[Data records]

----

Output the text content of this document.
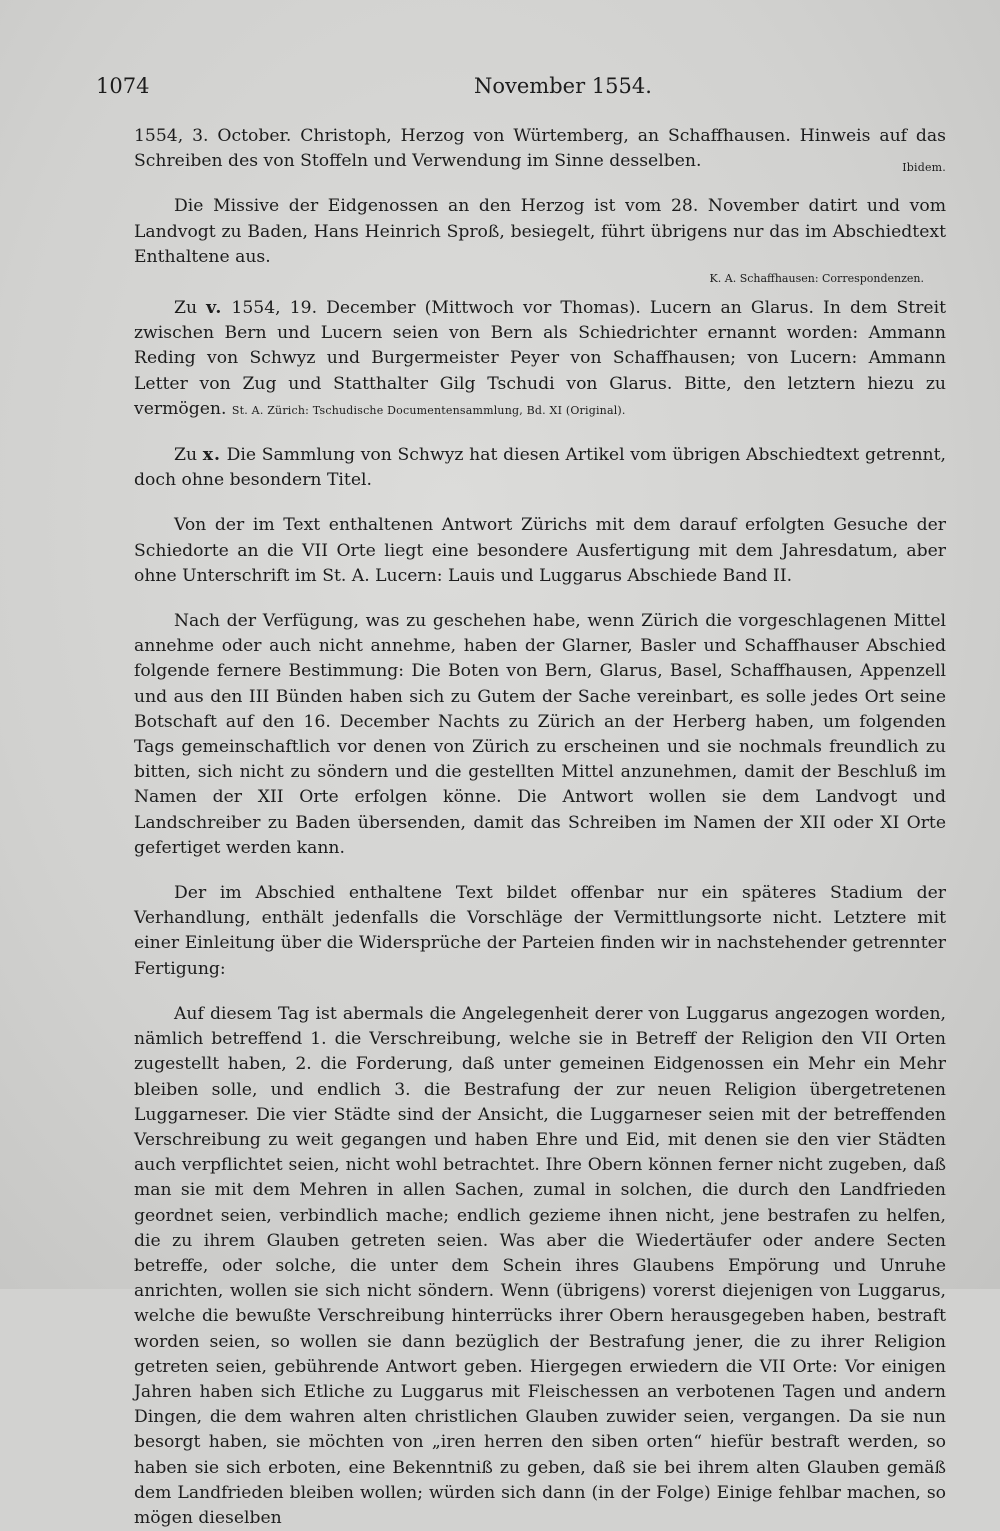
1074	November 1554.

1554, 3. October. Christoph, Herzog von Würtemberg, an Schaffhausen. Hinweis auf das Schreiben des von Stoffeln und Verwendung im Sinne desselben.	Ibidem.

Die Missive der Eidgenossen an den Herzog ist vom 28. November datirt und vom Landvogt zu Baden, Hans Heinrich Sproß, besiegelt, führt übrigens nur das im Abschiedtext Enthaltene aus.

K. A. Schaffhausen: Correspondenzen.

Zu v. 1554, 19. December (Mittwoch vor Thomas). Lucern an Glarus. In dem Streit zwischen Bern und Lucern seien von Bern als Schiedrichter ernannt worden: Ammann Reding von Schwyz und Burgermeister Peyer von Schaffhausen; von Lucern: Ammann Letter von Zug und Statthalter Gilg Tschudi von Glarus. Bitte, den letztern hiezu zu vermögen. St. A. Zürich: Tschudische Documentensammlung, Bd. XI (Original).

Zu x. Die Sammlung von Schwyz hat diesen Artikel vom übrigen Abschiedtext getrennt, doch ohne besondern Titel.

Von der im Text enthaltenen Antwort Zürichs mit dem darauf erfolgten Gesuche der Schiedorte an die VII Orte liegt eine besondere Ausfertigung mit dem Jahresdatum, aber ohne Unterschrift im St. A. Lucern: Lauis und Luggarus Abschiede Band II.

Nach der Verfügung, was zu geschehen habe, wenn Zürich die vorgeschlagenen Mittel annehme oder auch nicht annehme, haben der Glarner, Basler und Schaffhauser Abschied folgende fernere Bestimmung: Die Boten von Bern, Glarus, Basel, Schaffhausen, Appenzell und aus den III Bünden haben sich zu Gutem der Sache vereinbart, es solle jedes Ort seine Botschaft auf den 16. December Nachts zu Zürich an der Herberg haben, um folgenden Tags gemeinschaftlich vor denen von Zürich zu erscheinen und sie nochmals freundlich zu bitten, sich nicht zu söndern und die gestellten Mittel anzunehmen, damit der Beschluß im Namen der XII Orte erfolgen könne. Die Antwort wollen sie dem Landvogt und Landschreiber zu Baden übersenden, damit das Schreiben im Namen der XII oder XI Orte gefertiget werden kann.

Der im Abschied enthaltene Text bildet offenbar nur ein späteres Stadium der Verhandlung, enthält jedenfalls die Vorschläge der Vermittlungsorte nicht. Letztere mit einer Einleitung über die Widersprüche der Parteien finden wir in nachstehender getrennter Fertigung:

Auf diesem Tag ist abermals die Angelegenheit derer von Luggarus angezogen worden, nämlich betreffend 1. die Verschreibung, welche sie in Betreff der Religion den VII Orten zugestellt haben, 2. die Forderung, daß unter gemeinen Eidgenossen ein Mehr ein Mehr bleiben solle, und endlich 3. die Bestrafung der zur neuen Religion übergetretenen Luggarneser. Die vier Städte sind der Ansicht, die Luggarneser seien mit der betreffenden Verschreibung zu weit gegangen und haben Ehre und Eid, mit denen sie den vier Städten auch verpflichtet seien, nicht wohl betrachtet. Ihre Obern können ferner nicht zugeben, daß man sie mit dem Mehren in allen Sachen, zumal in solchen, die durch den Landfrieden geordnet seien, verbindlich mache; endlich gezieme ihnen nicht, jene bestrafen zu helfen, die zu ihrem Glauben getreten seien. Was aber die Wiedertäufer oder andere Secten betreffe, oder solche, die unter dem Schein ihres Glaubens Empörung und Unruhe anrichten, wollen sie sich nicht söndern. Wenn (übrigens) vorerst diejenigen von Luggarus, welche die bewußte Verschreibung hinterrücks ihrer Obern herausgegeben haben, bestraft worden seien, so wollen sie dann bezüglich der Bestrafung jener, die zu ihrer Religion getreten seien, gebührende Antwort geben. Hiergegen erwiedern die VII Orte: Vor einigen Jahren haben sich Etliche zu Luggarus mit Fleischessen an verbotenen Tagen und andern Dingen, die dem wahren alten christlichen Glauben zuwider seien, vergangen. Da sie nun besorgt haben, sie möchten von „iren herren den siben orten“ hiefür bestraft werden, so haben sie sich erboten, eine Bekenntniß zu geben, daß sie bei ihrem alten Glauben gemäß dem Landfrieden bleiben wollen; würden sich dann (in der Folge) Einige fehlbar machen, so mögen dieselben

----

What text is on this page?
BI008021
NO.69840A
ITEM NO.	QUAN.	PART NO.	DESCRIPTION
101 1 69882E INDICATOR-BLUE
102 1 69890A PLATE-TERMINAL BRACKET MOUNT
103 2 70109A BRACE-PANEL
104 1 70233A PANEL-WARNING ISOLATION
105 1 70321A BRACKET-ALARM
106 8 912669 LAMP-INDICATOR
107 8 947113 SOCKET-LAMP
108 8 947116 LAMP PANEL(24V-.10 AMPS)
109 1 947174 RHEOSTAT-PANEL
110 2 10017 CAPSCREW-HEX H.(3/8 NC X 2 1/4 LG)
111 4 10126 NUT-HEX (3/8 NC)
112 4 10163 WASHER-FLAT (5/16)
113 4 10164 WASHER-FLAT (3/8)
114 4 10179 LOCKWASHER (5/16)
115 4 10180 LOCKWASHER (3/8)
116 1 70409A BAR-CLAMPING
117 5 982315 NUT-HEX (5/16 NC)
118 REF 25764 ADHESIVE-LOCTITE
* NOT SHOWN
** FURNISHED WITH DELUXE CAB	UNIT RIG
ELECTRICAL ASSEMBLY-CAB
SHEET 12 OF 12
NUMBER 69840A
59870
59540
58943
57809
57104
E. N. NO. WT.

----

§ Challenge
Copy all lines from the entries that contain the word "INDICATOR".

§ Answer
101 1 69882E INDICATOR-BLUE
106 8 912669 LAMP-INDICATOR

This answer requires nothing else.